Exercise prompt — What follows is a set of entries. Repeat them exactly, but not their pictures.

Records supplied —
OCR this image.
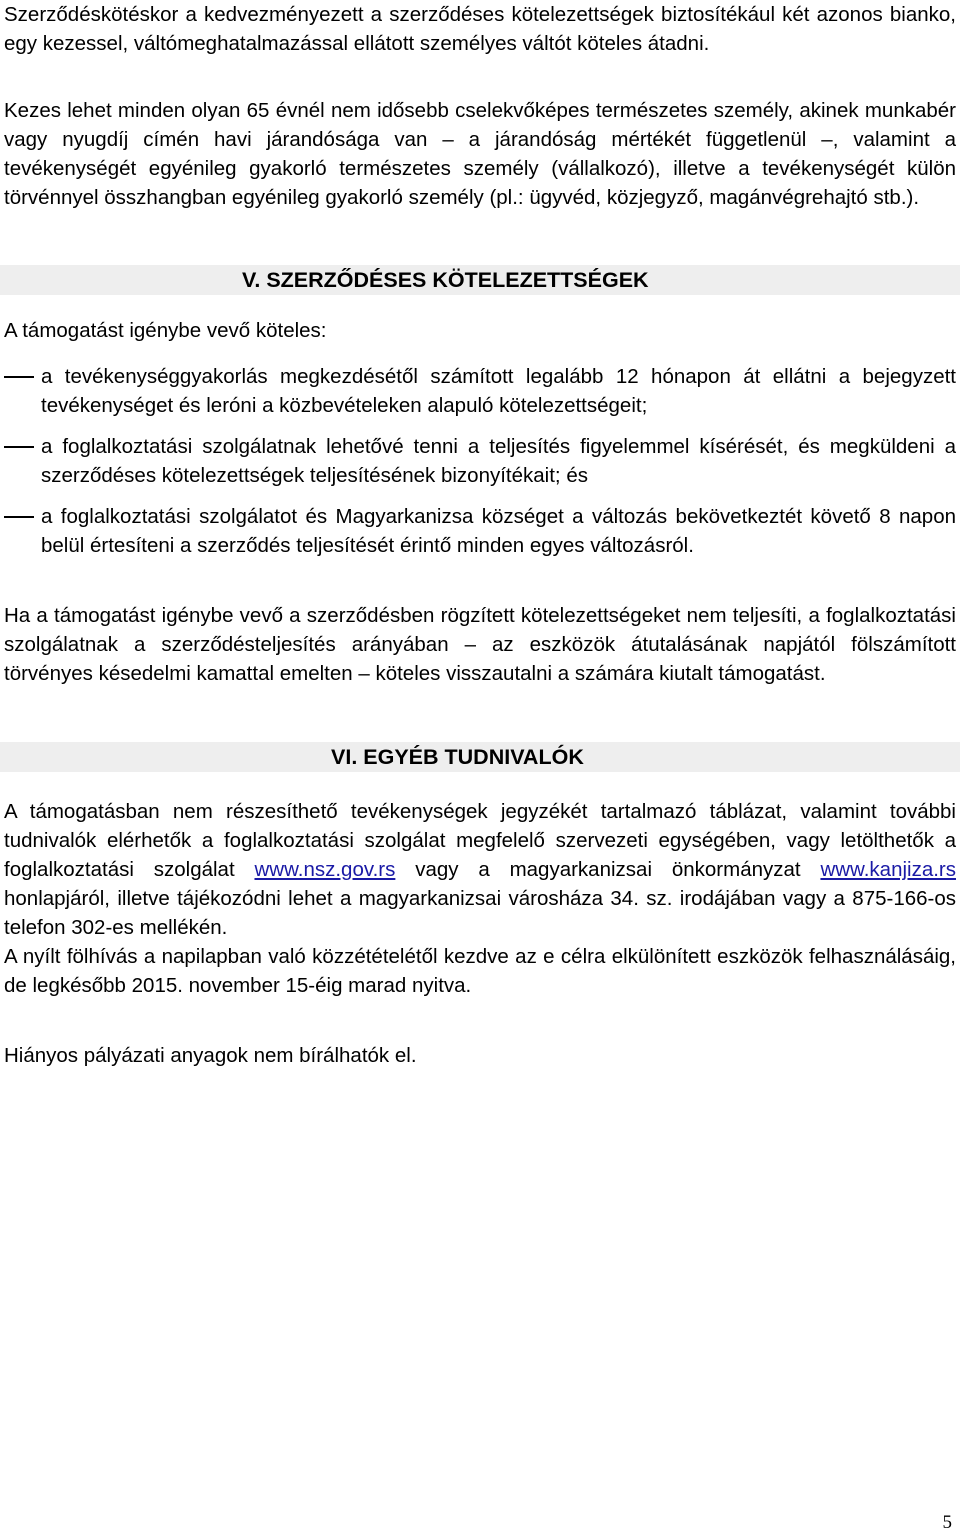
Szerződéskötéskor a kedvezményezett a szerződéses kötelezettségek biztosítékául két azonos bianko, egy kezessel, váltómeghatalmazással ellátott személyes váltót köteles átadni.

Kezes lehet minden olyan 65 évnél nem idősebb cselekvőképes természetes személy, akinek munkabér vagy nyugdíj címén havi járandósága van – a járandóság mértékét függetlenül –, valamint a tevékenységét egyénileg gyakorló természetes személy (vállalkozó), illetve a tevékenységét külön törvénnyel összhangban egyénileg gyakorló személy (pl.: ügyvéd, közjegyző, magánvégrehajtó stb.).

V. SZERZŐDÉSES KÖTELEZETTSÉGEK

A támogatást igénybe vevő köteles:

a tevékenységgyakorlás megkezdésétől számított legalább 12 hónapon át ellátni a bejegyzett tevékenységet és leróni a közbevételeken alapuló kötelezettségeit;

a foglalkoztatási szolgálatnak lehetővé tenni a teljesítés figyelemmel kísérését, és megküldeni a szerződéses kötelezettségek teljesítésének bizonyítékait; és

a foglalkoztatási szolgálatot és Magyarkanizsa községet a változás bekövetkeztét követő 8 napon belül értesíteni a szerződés teljesítését érintő minden egyes változásról.

Ha a támogatást igénybe vevő a szerződésben rögzített kötelezettségeket nem teljesíti, a foglalkoztatási szolgálatnak a szerződésteljesítés arányában – az eszközök átutalásának napjától fölszámított törvényes késedelmi kamattal emelten – köteles visszautalni a számára kiutalt támogatást.

VI. EGYÉB TUDNIVALÓK

A támogatásban nem részesíthető tevékenységek jegyzékét tartalmazó táblázat, valamint további tudnivalók elérhetők a foglalkoztatási szolgálat megfelelő szervezeti egységében, vagy letölthetők a foglalkoztatási szolgálat www.nsz.gov.rs vagy a magyarkanizsai önkormányzat www.kanjiza.rs honlapjáról, illetve tájékozódni lehet a magyarkanizsai városháza 34. sz. irodájában vagy a 875-166-os telefon 302-es mellékén.

A nyílt fölhívás a napilapban való közzétételétől kezdve az e célra elkülönített eszközök felhasználásáig, de legkésőbb 2015. november 15-éig marad nyitva.

Hiányos pályázati anyagok nem bírálhatók el.

5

Output of the task —
OCR this image.
Szerződéskötéskor a kedvezményezett a szerződéses kötelezettségek biztosítékául két azonos bianko, egy kezessel, váltómeghatalmazással ellátott személyes váltót köteles átadni.

Kezes lehet minden olyan 65 évnél nem idősebb cselekvőképes természetes személy, akinek munkabér vagy nyugdíj címén havi járandósága van – a járandóság mértékét függetlenül –, valamint a tevékenységét egyénileg gyakorló természetes személy (vállalkozó), illetve a tevékenységét külön törvénnyel összhangban egyénileg gyakorló személy (pl.: ügyvéd, közjegyző, magánvégrehajtó stb.).

V. SZERZŐDÉSES KÖTELEZETTSÉGEK

A támogatást igénybe vevő köteles:

a tevékenységgyakorlás megkezdésétől számított legalább 12 hónapon át ellátni a bejegyzett tevékenységet és leróni a közbevételeken alapuló kötelezettségeit;

a foglalkoztatási szolgálatnak lehetővé tenni a teljesítés figyelemmel kísérését, és megküldeni a szerződéses kötelezettségek teljesítésének bizonyítékait; és

a foglalkoztatási szolgálatot és Magyarkanizsa községet a változás bekövetkeztét követő 8 napon belül értesíteni a szerződés teljesítését érintő minden egyes változásról.

Ha a támogatást igénybe vevő a szerződésben rögzített kötelezettségeket nem teljesíti, a foglalkoztatási szolgálatnak a szerződésteljesítés arányában – az eszközök átutalásának napjától fölszámított törvényes késedelmi kamattal emelten – köteles visszautalni a számára kiutalt támogatást.

VI. EGYÉB TUDNIVALÓK

A támogatásban nem részesíthető tevékenységek jegyzékét tartalmazó táblázat, valamint további tudnivalók elérhetők a foglalkoztatási szolgálat megfelelő szervezeti egységében, vagy letölthetők a foglalkoztatási szolgálat www.nsz.gov.rs vagy a magyarkanizsai önkormányzat www.kanjiza.rs honlapjáról, illetve tájékozódni lehet a magyarkanizsai városháza 34. sz. irodájában vagy a 875-166-os telefon 302-es mellékén.

A nyílt fölhívás a napilapban való közzétételétől kezdve az e célra elkülönített eszközök felhasználásáig, de legkésőbb 2015. november 15-éig marad nyitva.

Hiányos pályázati anyagok nem bírálhatók el.

5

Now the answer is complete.